Rows from a figure dataset:
· · ·

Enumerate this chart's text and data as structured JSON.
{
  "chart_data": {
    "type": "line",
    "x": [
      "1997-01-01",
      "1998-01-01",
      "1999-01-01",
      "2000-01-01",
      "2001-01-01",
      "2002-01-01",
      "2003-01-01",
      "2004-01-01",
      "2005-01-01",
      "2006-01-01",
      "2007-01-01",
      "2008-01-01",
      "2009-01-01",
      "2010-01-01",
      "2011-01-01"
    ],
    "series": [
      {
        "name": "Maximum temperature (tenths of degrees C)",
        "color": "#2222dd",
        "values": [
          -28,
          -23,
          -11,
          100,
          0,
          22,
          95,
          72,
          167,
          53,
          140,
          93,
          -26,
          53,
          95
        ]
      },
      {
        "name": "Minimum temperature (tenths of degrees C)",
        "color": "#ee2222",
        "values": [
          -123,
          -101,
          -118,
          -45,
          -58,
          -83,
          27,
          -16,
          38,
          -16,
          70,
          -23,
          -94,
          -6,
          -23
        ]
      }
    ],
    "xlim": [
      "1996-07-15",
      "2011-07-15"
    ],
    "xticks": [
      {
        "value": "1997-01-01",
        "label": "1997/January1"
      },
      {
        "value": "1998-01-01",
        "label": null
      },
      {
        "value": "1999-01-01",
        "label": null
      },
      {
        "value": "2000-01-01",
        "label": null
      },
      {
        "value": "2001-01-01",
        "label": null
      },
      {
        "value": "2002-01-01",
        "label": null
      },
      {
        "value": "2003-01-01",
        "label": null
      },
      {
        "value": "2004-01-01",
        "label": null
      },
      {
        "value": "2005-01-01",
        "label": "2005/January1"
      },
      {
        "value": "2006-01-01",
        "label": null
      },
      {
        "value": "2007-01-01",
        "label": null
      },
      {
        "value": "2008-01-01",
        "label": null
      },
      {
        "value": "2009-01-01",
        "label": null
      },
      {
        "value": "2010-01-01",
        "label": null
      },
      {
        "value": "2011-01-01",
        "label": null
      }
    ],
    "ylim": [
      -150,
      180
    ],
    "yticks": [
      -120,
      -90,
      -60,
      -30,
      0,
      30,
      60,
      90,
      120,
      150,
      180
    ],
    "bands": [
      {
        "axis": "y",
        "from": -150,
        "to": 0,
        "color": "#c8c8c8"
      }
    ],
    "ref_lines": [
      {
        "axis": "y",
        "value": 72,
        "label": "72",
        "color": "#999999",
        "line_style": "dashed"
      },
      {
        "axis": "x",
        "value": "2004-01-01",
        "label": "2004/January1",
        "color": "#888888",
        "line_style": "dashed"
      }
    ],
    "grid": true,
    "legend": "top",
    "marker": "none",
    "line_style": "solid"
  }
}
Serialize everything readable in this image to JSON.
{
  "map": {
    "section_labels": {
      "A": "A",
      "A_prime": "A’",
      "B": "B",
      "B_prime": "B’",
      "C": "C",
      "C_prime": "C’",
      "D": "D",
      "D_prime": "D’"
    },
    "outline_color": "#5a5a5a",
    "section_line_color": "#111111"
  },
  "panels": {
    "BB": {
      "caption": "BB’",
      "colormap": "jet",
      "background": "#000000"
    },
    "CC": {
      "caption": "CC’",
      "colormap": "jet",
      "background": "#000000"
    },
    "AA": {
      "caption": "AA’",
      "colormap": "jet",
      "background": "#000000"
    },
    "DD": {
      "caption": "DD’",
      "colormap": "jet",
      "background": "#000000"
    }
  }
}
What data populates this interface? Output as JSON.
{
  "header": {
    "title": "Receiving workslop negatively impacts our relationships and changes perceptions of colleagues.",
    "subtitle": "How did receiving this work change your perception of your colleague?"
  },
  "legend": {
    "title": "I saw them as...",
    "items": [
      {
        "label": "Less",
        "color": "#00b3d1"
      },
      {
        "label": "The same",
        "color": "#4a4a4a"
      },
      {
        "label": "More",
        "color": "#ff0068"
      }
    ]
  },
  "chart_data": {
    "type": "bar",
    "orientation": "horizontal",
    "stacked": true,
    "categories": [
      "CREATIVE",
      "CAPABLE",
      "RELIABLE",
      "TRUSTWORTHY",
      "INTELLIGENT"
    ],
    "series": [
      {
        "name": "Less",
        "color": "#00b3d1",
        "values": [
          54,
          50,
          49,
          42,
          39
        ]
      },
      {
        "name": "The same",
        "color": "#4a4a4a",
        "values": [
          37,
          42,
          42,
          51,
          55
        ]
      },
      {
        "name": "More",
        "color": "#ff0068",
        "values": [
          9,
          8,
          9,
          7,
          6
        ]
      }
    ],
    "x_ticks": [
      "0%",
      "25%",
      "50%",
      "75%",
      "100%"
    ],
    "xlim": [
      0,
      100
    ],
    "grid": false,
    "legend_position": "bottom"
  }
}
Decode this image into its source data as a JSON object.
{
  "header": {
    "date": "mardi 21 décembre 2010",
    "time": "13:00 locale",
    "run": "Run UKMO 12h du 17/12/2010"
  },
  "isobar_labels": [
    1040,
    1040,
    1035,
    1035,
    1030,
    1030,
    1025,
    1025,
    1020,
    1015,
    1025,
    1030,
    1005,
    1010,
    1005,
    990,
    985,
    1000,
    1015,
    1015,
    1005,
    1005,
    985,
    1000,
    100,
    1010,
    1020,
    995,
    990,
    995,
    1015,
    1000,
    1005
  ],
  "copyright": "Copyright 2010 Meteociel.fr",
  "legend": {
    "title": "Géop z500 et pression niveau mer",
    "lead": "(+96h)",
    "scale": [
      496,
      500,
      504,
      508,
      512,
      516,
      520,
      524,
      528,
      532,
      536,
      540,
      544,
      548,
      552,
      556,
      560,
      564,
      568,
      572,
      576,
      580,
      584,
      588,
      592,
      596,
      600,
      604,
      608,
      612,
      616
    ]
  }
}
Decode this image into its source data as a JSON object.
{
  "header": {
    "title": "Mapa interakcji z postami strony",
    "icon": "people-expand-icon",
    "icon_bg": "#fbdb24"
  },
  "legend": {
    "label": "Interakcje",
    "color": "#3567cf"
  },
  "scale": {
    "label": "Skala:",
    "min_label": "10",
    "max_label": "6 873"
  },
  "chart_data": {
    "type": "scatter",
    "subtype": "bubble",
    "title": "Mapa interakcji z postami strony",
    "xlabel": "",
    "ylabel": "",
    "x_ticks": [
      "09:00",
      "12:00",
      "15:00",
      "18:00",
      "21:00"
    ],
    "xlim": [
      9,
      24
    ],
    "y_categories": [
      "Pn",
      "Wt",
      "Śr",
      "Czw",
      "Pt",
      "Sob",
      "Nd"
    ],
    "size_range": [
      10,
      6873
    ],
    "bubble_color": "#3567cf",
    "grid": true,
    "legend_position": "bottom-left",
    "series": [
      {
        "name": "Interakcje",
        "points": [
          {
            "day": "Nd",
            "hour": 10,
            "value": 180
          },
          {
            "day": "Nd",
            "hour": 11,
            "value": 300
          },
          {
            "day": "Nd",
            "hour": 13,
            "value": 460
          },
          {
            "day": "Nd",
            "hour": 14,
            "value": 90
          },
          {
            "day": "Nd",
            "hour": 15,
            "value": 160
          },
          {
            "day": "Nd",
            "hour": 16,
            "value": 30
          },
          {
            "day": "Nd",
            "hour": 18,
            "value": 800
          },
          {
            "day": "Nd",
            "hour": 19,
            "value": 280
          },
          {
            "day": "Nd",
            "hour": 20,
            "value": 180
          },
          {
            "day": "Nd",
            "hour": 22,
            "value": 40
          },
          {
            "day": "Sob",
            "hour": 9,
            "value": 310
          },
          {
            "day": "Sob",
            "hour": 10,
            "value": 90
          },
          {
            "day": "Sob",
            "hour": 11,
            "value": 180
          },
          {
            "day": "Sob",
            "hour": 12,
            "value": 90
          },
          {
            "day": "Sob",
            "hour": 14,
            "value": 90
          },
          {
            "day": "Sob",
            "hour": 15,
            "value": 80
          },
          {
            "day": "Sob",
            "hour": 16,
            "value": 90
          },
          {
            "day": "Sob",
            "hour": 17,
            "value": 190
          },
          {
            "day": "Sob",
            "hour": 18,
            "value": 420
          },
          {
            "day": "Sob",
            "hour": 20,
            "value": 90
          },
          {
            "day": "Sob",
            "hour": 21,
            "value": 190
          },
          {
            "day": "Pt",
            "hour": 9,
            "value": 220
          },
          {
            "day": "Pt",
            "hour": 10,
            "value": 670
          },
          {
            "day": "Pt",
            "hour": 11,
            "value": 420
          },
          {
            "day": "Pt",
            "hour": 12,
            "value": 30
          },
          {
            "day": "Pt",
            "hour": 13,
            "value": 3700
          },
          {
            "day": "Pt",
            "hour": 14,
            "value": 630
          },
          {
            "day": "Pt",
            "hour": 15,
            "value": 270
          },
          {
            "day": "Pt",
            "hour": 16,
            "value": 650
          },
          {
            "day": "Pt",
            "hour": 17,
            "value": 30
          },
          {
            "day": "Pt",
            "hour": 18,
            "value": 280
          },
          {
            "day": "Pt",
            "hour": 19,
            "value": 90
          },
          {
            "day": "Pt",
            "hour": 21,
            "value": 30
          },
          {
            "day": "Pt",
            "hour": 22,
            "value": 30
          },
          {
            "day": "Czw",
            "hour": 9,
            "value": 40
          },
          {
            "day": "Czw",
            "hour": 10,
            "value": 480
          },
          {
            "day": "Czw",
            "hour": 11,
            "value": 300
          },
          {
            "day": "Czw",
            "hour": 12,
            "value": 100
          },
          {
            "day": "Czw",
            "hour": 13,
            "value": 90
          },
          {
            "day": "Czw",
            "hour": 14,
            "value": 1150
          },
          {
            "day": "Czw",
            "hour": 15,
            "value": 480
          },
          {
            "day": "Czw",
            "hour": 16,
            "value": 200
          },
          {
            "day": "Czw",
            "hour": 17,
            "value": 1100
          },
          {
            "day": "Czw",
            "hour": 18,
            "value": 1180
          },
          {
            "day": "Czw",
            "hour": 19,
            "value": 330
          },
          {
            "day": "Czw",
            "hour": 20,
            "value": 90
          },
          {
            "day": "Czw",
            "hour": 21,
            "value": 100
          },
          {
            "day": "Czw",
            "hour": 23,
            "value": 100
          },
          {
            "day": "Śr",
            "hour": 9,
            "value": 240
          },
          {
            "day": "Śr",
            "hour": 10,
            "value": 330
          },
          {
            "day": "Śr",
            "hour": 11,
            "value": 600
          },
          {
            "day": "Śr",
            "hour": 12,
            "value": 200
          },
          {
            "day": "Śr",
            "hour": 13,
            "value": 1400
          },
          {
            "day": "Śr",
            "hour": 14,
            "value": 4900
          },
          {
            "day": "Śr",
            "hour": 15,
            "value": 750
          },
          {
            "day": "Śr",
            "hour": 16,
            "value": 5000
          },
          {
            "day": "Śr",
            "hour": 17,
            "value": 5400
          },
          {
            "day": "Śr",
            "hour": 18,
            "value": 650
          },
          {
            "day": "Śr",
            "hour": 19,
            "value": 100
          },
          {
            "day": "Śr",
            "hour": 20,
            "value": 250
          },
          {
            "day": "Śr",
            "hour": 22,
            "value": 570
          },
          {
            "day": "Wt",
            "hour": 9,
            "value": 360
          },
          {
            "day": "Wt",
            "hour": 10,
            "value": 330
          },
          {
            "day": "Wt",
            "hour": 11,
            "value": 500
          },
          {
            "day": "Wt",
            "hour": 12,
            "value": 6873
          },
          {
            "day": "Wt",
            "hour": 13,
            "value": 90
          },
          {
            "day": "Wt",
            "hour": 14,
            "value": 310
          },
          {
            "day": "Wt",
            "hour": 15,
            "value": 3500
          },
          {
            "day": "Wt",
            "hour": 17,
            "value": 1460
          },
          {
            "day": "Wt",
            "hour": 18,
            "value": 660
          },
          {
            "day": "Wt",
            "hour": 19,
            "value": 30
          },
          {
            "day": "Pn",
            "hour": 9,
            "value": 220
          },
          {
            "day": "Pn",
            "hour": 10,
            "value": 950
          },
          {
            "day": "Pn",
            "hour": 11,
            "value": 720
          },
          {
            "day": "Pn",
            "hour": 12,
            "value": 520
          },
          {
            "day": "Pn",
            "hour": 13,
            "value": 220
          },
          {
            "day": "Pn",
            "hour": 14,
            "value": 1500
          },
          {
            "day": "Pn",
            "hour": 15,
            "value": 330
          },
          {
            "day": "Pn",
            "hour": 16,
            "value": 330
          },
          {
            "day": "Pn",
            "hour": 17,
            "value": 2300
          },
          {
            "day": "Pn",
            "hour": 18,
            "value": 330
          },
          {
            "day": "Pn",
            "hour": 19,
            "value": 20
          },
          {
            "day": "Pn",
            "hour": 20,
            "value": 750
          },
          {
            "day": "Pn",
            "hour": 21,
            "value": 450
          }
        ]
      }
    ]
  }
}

· · ·

● To do: Of the lines in the material, how many include "tenths"? Respond with the number alone.

● Reply to the task: 2